Texte:
_ _ _ _
Une fois Gates installé au Pentagone, il lui faudra se colleter avec l'Iran, l'Irak, l'Afghanistan, l'héritage de Rumsfeld - et aussi avec Dick Cheney. Un ancien haut responsable de l'administration Bush, qui a également travaillé avec Gates, m'a dit que Gates avait pleinement conscience des écueils auxquels l'exposent ses nouvelles fonctions. Il a ajouté que Gates ne se contenterait pas de reprendre à son compte les choix de l'administration et de dire « "allons-y, allons-y" en agitant le drapeau » en particulier au risque de ternir sa propre réputation. « Il ne veut pas jeter aux orties trente-cinq années au service du gouvernement », a affirmé l'ancien haut responsable. Cependant, lorsque je lui ai demandé si Gates tiendrait activement tête à Cheney, il a reconnu, après une hésitation qu' « [il] n'en [savait] rien. »

Un autre dossier épineux dont Gates hérite est celui du nombre croissant d'opérations clandestines de renseignement que le Pentagone s'efforce de mener à l'étranger. Ce type d'activité relève traditionnellement de la CIA, mais, à l'instigation obstinée de Rumsfeld, l'armée américaine conduit de plus en plus d'opérations secrètes. Ces six derniers mois, Israël et les États-Unis ont œuvré de concert et soutenu un groupe de résistants kurdes appelé Parti pour une Vie Libre au Kurdistan. Ce groupe s'est livré à des incursions clandestines en Iran, m'a dit un conseiller du gouvernement proche du commandement civil du Pentagone, « dans le cadre d'un programme qui teste de nouveaux moyens de mettre l'Iran sous pression. » (Le Pentagone est secrètement en rapport avec des tribus kurdes, azéries et baloutches, et les encourage à saper l'autorité du gouvernement iranien au nord et au sud-est du pays). Le conseiller du gouvernement affirme qu'Israël fournit au groupe kurde « équipement et entraînement. » Une « liste de cibles iraniennes intéressant les États-Unis » lui ont été également désignées. (Un porte-parole du gouvernement israélien a nié toute implication de son pays.)
_ _ _ _
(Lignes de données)
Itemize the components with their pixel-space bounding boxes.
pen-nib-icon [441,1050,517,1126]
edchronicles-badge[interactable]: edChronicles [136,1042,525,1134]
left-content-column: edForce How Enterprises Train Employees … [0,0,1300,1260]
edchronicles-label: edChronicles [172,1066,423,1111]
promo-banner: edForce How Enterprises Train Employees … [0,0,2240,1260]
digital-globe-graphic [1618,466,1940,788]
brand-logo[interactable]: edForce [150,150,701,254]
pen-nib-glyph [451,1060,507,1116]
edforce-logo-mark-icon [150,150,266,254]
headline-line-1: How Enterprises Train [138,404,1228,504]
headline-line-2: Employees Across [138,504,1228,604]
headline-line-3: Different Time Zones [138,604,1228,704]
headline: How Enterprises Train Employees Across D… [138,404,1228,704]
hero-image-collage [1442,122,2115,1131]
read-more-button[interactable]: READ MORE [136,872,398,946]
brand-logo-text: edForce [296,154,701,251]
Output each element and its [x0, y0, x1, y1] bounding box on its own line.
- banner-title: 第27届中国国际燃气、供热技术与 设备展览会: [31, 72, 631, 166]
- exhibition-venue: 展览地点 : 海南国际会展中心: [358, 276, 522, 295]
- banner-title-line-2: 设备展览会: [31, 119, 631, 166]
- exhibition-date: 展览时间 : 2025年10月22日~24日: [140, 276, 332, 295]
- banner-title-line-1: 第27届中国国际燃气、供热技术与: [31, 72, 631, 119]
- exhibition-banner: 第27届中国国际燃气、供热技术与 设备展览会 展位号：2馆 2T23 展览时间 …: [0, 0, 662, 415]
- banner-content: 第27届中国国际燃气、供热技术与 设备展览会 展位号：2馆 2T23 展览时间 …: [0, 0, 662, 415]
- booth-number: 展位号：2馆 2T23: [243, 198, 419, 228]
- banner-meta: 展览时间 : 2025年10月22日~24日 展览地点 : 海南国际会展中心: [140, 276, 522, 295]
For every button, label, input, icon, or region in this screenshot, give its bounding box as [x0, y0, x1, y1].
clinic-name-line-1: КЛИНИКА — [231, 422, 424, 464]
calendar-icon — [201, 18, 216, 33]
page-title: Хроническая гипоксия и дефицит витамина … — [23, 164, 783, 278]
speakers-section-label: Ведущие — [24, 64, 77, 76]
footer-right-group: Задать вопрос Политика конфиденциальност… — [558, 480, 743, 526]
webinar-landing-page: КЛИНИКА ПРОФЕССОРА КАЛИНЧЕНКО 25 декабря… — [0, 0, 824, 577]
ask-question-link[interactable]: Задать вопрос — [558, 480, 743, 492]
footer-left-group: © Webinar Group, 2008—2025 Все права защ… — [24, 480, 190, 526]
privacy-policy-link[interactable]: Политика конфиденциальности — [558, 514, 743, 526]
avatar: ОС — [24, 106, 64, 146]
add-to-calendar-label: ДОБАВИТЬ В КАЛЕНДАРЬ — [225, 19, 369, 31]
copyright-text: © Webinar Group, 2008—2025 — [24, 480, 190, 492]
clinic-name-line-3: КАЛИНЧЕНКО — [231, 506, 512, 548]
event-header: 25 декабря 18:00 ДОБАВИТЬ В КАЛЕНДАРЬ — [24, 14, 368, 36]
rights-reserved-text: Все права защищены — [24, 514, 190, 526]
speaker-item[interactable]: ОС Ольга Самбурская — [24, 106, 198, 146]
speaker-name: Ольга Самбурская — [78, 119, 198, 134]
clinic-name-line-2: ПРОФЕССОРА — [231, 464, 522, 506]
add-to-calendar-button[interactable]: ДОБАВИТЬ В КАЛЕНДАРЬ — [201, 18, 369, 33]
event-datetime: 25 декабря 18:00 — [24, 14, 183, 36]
_ _ _ _
Consigne A:
Dans le texte sur Gates au Pentagone, combien d'années au service du gouvernement Gates ne veut-il pas sacrifier, selon l'ancien haut responsable ?
Consigne B:
Indiquez si chacune des affirmations suivantes concorde avec le texte sur Gates au Pentagone, en répondant par oui ou par non et en citant textuellement les mots décisifs : (i) les opérations secrètes relèvent traditionnellement de la CIA ; (ii) le porte-parole du gouvernement israélien a confirmé l'implication de son pays ; (iii) Israël et les États-Unis soutiennent le groupe kurde depuis deux ans.
Consigne C:
Rédigez la suite du texte sur Gates au Pentagone, en reprenant après sa dernière phrase.
Les enregistrements n'interviennent pas ici.

Réponse attendue A:
Trente-cinq années.

Réponse attendue B:
(i) Oui : « Ce type d'activité relève traditionnellement de la CIA »
(ii) Non : « Un porte-parole du gouvernement israélien a nié toute implication de son pays. »
(iii) Non : « Ces six derniers mois, Israël et les États-Unis ont œuvré de concert »

Réponse attendue C:
Ce type d'activités, pourvu qu'on les considère comme des opérations militaires et non pas comme des opérations de renseignement, ne nécessitent pas l'aval du Congrès. Pour une opération similaire menée par la CIA, la loi ferait obligation au président de présenter un rapport en bonne et due forme prouvant la nécessité de la mission, et à l'administration d'en informer les hauts responsables de la Chambre des représentants et du Sénat. Cette absence de consultation a contrarié certains membres du Congrès. Il m'a été rapporté que cet automne, un député du Wisconsin David Obey, le démocrate le plus influent de la sous-commission, dépendant de la Commission budgétaire de la Chambre, chargée de budgéter les opérations militaires secrètes, avait instamment demandé, au cours d'une réunion à huis-clos de membres des deux chambres, si « quiconque les avait informés des projets de l'administration concernant des opérations militaires en Iran ». Il lui a été répondu par la négative. (Un porte-parole d'Obey a confirmé ces faits.)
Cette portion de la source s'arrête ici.